(Entries from a dataset)
----
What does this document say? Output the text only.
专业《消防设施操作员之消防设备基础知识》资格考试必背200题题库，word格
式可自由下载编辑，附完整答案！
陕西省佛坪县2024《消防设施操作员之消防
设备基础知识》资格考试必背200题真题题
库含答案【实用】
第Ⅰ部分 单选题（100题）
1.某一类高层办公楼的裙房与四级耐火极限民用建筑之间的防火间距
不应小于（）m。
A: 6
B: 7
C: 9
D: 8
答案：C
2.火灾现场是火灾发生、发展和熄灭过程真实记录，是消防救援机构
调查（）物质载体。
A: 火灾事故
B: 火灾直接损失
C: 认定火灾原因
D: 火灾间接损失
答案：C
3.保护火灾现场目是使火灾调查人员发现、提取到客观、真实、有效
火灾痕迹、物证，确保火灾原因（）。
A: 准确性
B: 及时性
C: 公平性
----
Written problem
Your task is to output the full set of records exactly as presented.

Answer to the problem
What does this document say? Output the text only.
专业《消防设施操作员之消防设备基础知识》资格考试必背200题题库，word格
式可自由下载编辑，附完整答案！
陕西省佛坪县2024《消防设施操作员之消防
设备基础知识》资格考试必背200题真题题
库含答案【实用】
第Ⅰ部分 单选题（100题）
1.某一类高层办公楼的裙房与四级耐火极限民用建筑之间的防火间距
不应小于（）m。
A: 6
B: 7
C: 9
D: 8
答案：C
2.火灾现场是火灾发生、发展和熄灭过程真实记录，是消防救援机构
调查（）物质载体。
A: 火灾事故
B: 火灾直接损失
C: 认定火灾原因
D: 火灾间接损失
答案：C
3.保护火灾现场目是使火灾调查人员发现、提取到客观、真实、有效
火灾痕迹、物证，确保火灾原因（）。
A: 准确性
B: 及时性
C: 公平性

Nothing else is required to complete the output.